▸ Entries provided:
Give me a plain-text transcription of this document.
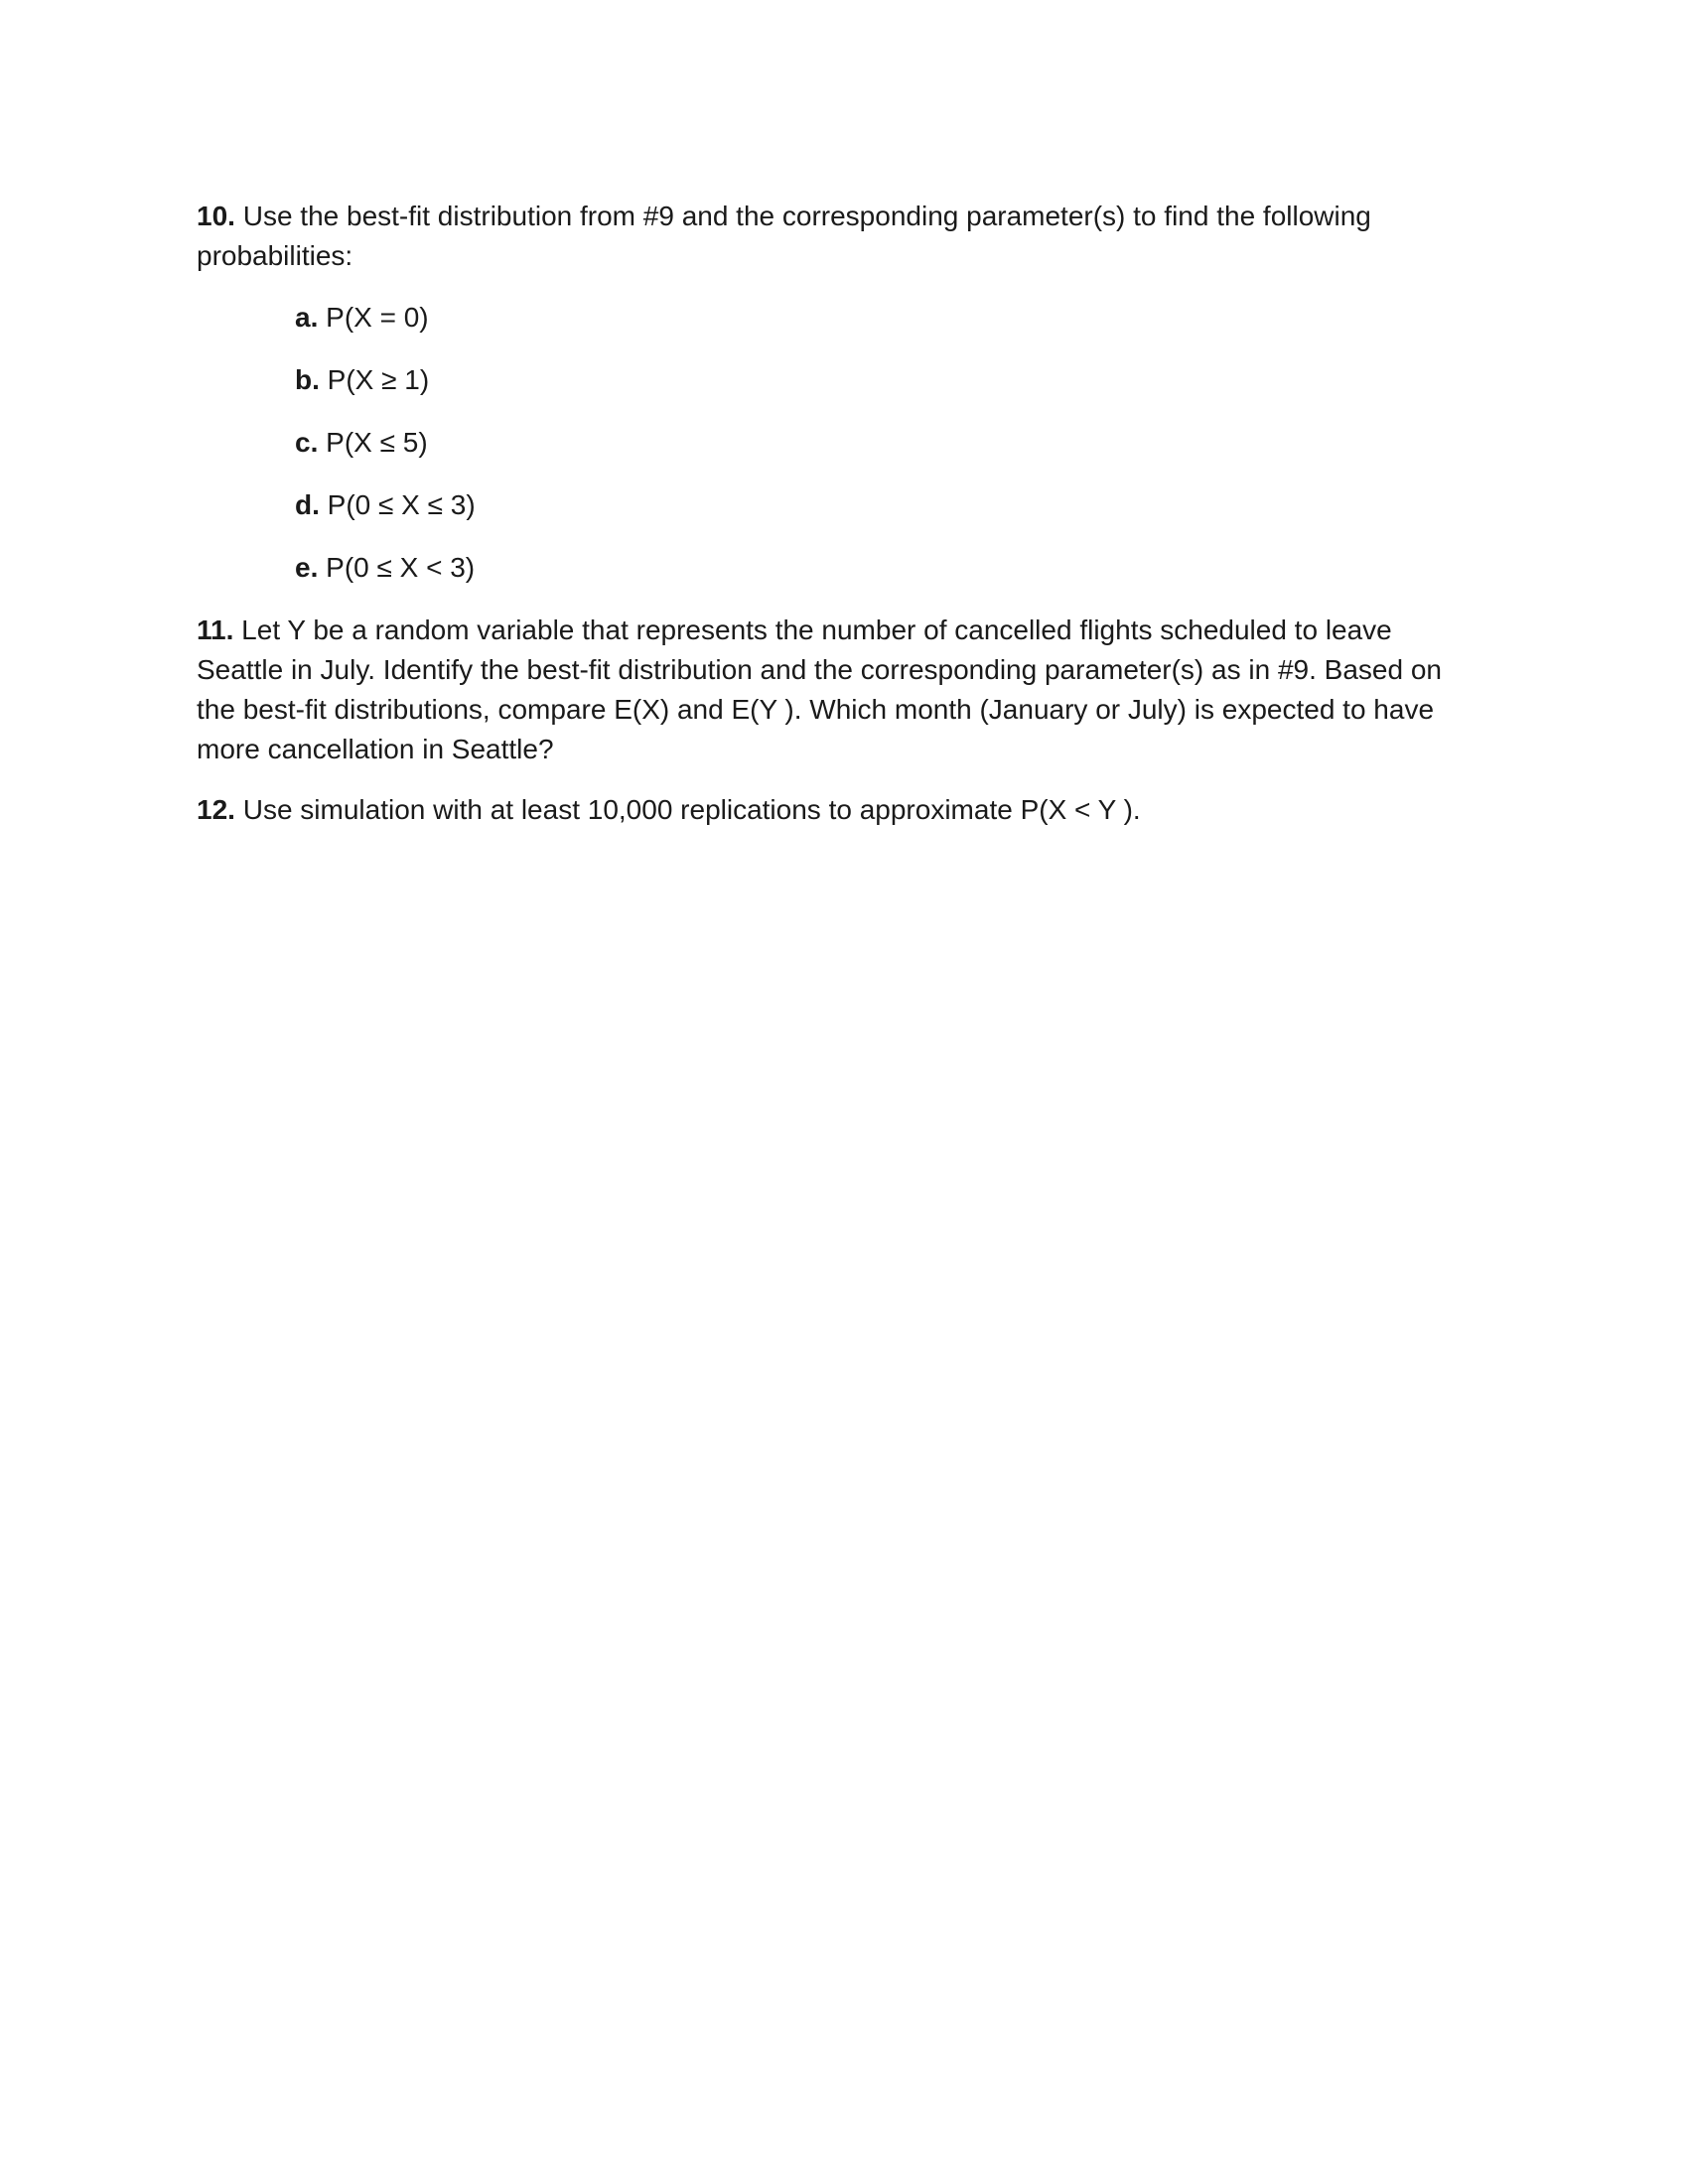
10. Use the best-fit distribution from #9 and the corresponding parameter(s) to find the following probabilities:

a. P(X = 0)

b. P(X ≥ 1)

c. P(X ≤ 5)

d. P(0 ≤ X ≤ 3)

e. P(0 ≤ X < 3)

11. Let Y be a random variable that represents the number of cancelled flights scheduled to leave Seattle in July. Identify the best-fit distribution and the corresponding parameter(s) as in #9. Based on the best-fit distributions, compare E(X) and E(Y ). Which month (January or July) is expected to have more cancellation in Seattle?

12. Use simulation with at least 10,000 replications to approximate P(X < Y ).
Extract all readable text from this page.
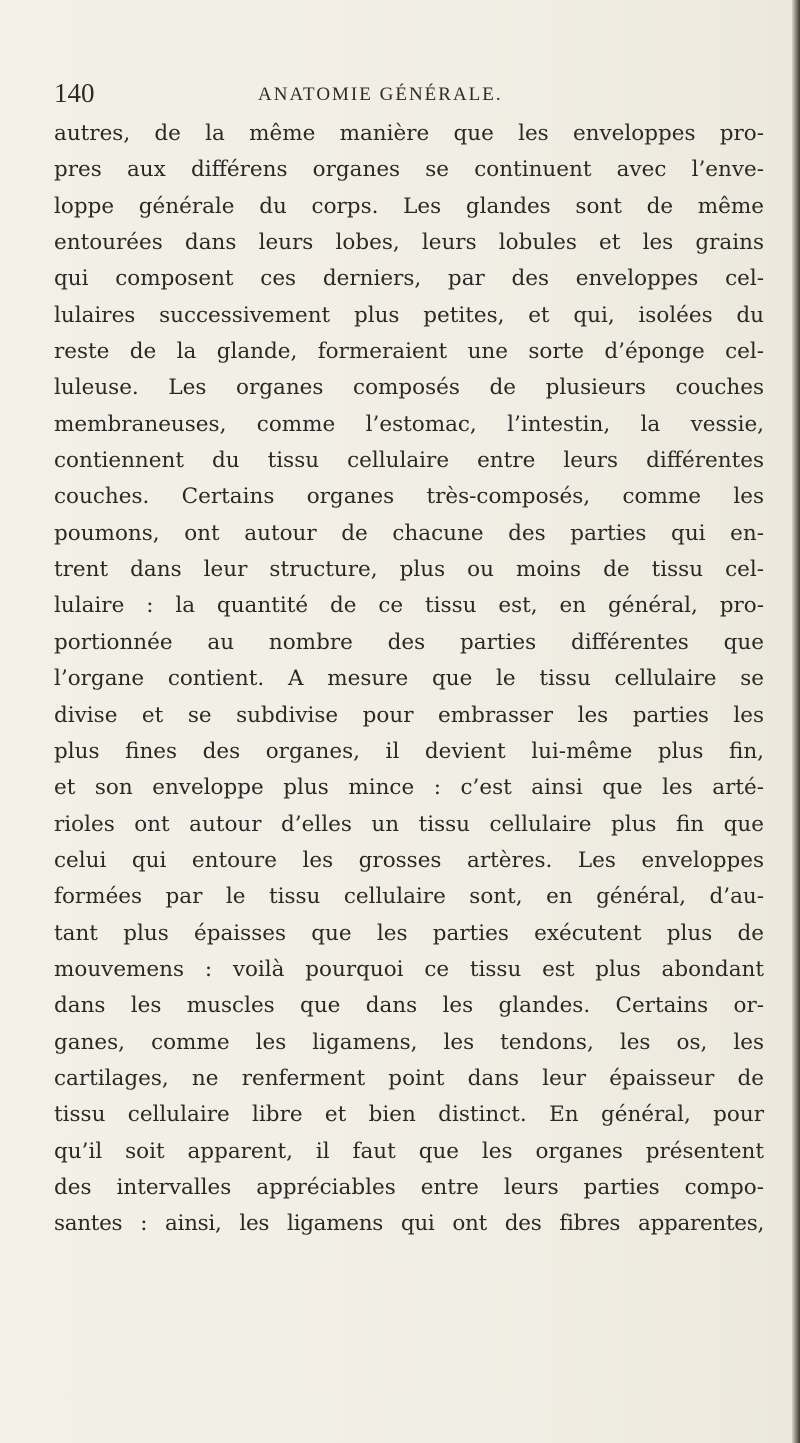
140	ANATOMIE GÉNÉRALE.
autres, de la même manière que les enveloppes pro-
pres aux différens organes se continuent avec l’enve-
loppe générale du corps. Les glandes sont de même
entourées dans leurs lobes, leurs lobules et les grains
qui composent ces derniers, par des enveloppes cel-
lulaires successivement plus petites, et qui, isolées du
reste de la glande, formeraient une sorte d’éponge cel-
luleuse. Les organes composés de plusieurs couches
membraneuses, comme l’estomac, l’intestin, la vessie,
contiennent du tissu cellulaire entre leurs différentes
couches. Certains organes très-composés, comme les
poumons, ont autour de chacune des parties qui en-
trent dans leur structure, plus ou moins de tissu cel-
lulaire : la quantité de ce tissu est, en général, pro-
portionnée au nombre des parties différentes que
l’organe contient. A mesure que le tissu cellulaire se
divise et se subdivise pour embrasser les parties les
plus fines des organes, il devient lui-même plus fin,
et son enveloppe plus mince : c’est ainsi que les arté-
rioles ont autour d’elles un tissu cellulaire plus fin que
celui qui entoure les grosses artères. Les enveloppes
formées par le tissu cellulaire sont, en général, d’au-
tant plus épaisses que les parties exécutent plus de
mouvemens : voilà pourquoi ce tissu est plus abondant
dans les muscles que dans les glandes. Certains or-
ganes, comme les ligamens, les tendons, les os, les
cartilages, ne renferment point dans leur épaisseur de
tissu cellulaire libre et bien distinct. En général, pour
qu’il soit apparent, il faut que les organes présentent
des intervalles appréciables entre leurs parties compo-
santes : ainsi, les ligamens qui ont des fibres apparentes,
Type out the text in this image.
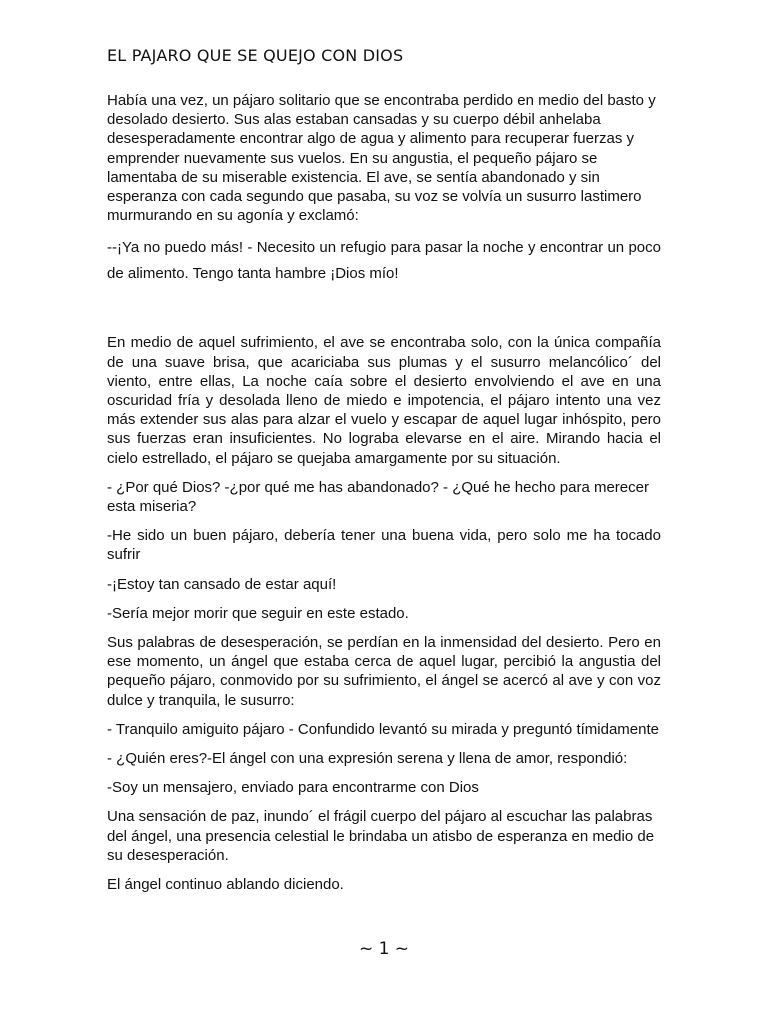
EL PAJARO QUE SE QUEJO CON DIOS

Había una vez, un pájaro solitario que se encontraba perdido en medio del basto y desolado desierto. Sus alas estaban cansadas y su cuerpo débil anhelaba desesperadamente encontrar algo de agua y alimento para recuperar fuerzas y emprender nuevamente sus vuelos. En su angustia, el pequeño pájaro se lamentaba de su miserable existencia. El ave, se sentía abandonado y sin esperanza con cada segundo que pasaba, su voz se volvía un susurro lastimero murmurando en su agonía y exclamó:

--¡Ya no puedo más! - Necesito un refugio para pasar la noche y encontrar un poco de alimento. Tengo tanta hambre ¡Dios mío!

En medio de aquel sufrimiento, el ave se encontraba solo, con la única compañía de una suave brisa, que acariciaba sus plumas y el susurro melancólico´ del viento, entre ellas, La noche caía sobre el desierto envolviendo el ave en una oscuridad fría y desolada lleno de miedo e impotencia, el pájaro intento una vez más extender sus alas para alzar el vuelo y escapar de aquel lugar inhóspito, pero sus fuerzas eran insuficientes. No lograba elevarse en el aire. Mirando hacia el cielo estrellado, el pájaro se quejaba amargamente por su situación.

- ¿Por qué Dios? -¿por qué me has abandonado? - ¿Qué he hecho para merecer esta miseria?

-He sido un buen pájaro, debería tener una buena vida, pero solo me ha tocado sufrir

-¡Estoy tan cansado de estar aquí!

-Sería mejor morir que seguir en este estado.

Sus palabras de desesperación, se perdían en la inmensidad del desierto. Pero en ese momento, un ángel que estaba cerca de aquel lugar, percibió la angustia del pequeño pájaro, conmovido por su sufrimiento, el ángel se acercó al ave y con voz dulce y tranquila, le susurro:

- Tranquilo amiguito pájaro - Confundido levantó su mirada y preguntó tímidamente

- ¿Quién eres?-El ángel con una expresión serena y llena de amor, respondió:

-Soy un mensajero, enviado para encontrarme con Dios

Una sensación de paz, inundo´ el frágil cuerpo del pájaro al escuchar las palabras del ángel, una presencia celestial le brindaba un atisbo de esperanza en medio de su desesperación.

El ángel continuo ablando diciendo.

~ 1 ~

▸ What to work on:
Each line that has the word "tissu" counts once. How many such lines are in the data? Give the number alone.

▸ Exercise response:
8